Set of tasks –
1) For each of the following statements about the text on Walter Siti, answer yes or no according to whether it agrees with the text, and quote the deciding words of the text. (a) Siti was born in Pisa. (b) Siti has won the Strega Prize. (c) Siti's literary debut was as a novelist.
2) Pick up the text on Walter Siti at the point where it stops, and continue it.
──────── Extracted text ────────
Walter Siti (born 20 May 1947) is an Italian novelist, essayist, literary critic and academic. He has won numerous literary awards, including the Strega Prize.

== Life and career ==
Born in Modena, Siti graduated from the University of Pisa and got a doctorate from the Scuola Normale Superiore di Pisa. He served as professor of contemporary Italian literature at the University of Pisa, University of Cosenza and University of L'Aquila. He made his literary debut as a critic, writing essays on Pier Paolo Pasolini, Sandro Penna and Eugenio Montale, among others.
──────── Supplied material ────────
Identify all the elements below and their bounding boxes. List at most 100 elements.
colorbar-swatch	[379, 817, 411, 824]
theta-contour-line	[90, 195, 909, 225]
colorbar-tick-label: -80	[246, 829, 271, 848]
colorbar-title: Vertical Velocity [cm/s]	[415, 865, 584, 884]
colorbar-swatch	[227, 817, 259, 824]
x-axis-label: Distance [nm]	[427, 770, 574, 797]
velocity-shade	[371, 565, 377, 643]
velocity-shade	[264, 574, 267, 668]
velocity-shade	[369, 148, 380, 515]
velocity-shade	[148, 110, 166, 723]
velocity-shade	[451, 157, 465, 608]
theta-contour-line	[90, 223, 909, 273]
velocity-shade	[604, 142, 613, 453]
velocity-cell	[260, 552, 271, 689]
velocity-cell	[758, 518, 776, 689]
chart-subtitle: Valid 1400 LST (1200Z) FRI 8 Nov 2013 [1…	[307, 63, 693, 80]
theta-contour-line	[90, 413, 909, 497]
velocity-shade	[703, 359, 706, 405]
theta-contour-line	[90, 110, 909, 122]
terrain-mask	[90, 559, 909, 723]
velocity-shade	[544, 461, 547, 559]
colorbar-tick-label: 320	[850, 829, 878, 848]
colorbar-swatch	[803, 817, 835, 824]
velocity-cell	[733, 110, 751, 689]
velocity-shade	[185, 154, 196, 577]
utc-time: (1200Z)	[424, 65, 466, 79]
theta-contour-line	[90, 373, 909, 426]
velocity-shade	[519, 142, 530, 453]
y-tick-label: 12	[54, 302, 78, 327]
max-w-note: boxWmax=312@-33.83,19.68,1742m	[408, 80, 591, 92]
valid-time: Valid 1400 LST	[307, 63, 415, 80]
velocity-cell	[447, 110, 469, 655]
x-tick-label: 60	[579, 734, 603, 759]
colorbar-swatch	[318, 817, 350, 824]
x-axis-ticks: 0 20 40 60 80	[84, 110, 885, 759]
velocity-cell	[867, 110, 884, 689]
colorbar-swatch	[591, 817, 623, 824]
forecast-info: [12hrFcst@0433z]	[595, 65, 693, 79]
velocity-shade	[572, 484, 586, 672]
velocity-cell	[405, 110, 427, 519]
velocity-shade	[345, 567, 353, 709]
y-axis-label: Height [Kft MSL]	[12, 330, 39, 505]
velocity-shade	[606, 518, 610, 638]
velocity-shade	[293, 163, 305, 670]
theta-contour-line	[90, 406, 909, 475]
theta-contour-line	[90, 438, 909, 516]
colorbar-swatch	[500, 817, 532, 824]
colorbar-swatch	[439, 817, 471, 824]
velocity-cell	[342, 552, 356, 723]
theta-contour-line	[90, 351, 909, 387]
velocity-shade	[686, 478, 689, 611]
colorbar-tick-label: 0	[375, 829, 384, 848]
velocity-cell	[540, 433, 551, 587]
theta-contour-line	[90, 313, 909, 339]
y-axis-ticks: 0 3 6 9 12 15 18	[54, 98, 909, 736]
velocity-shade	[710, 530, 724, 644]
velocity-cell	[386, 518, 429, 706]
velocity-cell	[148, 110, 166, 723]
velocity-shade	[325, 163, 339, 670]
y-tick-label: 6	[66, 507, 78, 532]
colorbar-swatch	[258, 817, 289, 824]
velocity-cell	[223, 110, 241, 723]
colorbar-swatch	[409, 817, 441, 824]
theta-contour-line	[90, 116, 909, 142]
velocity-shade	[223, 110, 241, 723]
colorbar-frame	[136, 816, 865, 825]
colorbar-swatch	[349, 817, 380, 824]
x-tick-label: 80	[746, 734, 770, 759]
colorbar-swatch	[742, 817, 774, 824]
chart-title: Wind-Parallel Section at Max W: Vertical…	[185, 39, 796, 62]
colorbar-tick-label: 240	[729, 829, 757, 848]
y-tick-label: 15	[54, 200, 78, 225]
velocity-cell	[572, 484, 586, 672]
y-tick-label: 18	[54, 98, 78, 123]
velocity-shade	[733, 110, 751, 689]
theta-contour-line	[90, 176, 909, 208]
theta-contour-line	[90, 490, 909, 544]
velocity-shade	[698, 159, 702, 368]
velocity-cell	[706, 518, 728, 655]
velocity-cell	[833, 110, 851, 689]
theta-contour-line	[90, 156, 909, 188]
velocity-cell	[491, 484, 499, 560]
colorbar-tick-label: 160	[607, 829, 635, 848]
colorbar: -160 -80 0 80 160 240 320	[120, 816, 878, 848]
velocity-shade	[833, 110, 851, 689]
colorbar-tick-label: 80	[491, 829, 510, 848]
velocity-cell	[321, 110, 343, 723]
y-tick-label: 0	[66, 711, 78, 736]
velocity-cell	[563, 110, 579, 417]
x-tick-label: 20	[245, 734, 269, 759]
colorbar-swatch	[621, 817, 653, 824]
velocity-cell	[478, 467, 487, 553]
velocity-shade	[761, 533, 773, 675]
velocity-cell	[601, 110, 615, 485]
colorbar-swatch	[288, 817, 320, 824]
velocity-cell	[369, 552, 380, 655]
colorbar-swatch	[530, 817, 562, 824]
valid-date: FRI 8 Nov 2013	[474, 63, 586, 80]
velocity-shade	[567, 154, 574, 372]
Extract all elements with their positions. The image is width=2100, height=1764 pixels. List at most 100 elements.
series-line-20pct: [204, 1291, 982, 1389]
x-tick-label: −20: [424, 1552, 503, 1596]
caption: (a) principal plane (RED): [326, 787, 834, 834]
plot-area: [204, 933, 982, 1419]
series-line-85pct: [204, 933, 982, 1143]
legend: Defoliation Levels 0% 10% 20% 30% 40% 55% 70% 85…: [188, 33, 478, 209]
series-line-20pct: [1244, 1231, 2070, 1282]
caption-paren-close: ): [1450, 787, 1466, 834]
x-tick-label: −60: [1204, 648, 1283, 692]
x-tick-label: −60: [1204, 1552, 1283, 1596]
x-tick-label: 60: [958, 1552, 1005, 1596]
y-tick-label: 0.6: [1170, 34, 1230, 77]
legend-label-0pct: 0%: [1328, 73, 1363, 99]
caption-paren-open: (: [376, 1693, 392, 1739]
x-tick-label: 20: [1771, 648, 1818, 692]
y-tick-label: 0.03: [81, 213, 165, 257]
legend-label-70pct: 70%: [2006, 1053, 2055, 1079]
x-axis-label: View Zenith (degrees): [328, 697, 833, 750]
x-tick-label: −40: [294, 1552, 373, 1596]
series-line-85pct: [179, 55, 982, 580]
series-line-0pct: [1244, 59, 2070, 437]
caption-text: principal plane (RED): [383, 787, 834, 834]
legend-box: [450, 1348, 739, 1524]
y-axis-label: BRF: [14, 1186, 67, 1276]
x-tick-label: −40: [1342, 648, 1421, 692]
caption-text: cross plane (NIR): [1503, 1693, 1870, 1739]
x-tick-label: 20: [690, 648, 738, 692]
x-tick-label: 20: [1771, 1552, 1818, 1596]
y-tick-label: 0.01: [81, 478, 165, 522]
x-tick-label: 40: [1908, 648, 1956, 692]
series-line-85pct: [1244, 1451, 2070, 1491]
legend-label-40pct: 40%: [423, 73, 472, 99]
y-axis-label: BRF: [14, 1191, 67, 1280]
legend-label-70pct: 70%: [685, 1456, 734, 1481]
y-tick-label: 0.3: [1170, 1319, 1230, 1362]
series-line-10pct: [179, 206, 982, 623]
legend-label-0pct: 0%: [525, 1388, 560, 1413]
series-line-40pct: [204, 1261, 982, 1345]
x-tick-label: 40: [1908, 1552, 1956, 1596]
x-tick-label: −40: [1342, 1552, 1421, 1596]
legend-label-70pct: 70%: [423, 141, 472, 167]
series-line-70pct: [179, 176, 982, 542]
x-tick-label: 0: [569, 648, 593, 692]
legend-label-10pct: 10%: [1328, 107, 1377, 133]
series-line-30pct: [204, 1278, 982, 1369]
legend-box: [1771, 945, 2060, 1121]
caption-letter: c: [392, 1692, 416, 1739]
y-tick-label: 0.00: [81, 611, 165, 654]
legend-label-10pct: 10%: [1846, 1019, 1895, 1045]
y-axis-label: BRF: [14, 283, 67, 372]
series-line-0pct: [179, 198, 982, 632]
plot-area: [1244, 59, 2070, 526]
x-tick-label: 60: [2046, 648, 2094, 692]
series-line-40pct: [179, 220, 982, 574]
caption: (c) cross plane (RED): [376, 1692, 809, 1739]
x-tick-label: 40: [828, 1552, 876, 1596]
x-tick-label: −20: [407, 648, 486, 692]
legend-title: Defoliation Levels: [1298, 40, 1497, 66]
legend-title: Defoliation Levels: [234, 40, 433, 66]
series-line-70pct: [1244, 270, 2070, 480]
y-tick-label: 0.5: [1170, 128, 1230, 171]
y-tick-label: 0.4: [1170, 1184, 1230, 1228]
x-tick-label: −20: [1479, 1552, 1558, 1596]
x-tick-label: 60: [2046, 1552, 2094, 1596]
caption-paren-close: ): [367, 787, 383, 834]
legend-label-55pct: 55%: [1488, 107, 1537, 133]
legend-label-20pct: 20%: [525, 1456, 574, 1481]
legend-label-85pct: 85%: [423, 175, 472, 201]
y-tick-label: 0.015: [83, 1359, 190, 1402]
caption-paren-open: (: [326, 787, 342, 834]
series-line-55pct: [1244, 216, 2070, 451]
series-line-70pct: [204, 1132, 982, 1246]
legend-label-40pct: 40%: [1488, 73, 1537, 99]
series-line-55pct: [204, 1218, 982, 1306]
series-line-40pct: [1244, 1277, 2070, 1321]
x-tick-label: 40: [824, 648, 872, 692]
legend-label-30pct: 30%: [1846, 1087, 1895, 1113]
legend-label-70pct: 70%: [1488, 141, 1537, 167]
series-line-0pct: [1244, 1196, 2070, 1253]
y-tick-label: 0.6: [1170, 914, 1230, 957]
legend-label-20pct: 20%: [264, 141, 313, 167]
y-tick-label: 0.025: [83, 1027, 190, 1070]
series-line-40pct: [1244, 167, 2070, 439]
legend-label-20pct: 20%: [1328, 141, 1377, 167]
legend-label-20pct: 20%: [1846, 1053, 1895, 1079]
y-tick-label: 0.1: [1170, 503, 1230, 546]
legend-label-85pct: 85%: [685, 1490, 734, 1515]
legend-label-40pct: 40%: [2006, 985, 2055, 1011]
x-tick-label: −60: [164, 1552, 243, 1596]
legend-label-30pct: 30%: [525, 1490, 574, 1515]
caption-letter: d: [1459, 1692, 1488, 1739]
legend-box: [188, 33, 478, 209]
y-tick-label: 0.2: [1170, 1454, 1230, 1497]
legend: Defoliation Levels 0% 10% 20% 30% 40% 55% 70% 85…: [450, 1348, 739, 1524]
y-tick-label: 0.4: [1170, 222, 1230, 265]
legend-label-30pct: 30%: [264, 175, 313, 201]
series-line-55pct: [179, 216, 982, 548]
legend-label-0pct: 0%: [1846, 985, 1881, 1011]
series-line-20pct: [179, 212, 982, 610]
────────
Your responses –
1)
(a) No: "Born in Modena"
(b) Yes: "He has won numerous literary awards, including the Strega Prize."
(c) No: "He made his literary debut as a critic"

2)
In 1994, Siti released his first novel, Scuola di nudo ("Nude School"). His 2008 novel The Contagion ('Il contagio') was adapted into a film, Tainted Souls. In 2013, his novel Resistere non serve a niente ("Resisting serves no purpose") won the Strega Prize and the Mondello Prize. In 2020 his dual biography La natura è innocente (“Nature is Innocent”), recounting the lives of Ruggero Freddi and Filippo Addamo, won the Premio Flaiano.. His 2021 essay Riflessioni sul Bene in letteratura ("Reflections on the Good in Literature") won the Viareggio Prize.

Siti also worked as a television writer and a television critic for the newspaper La Stampa.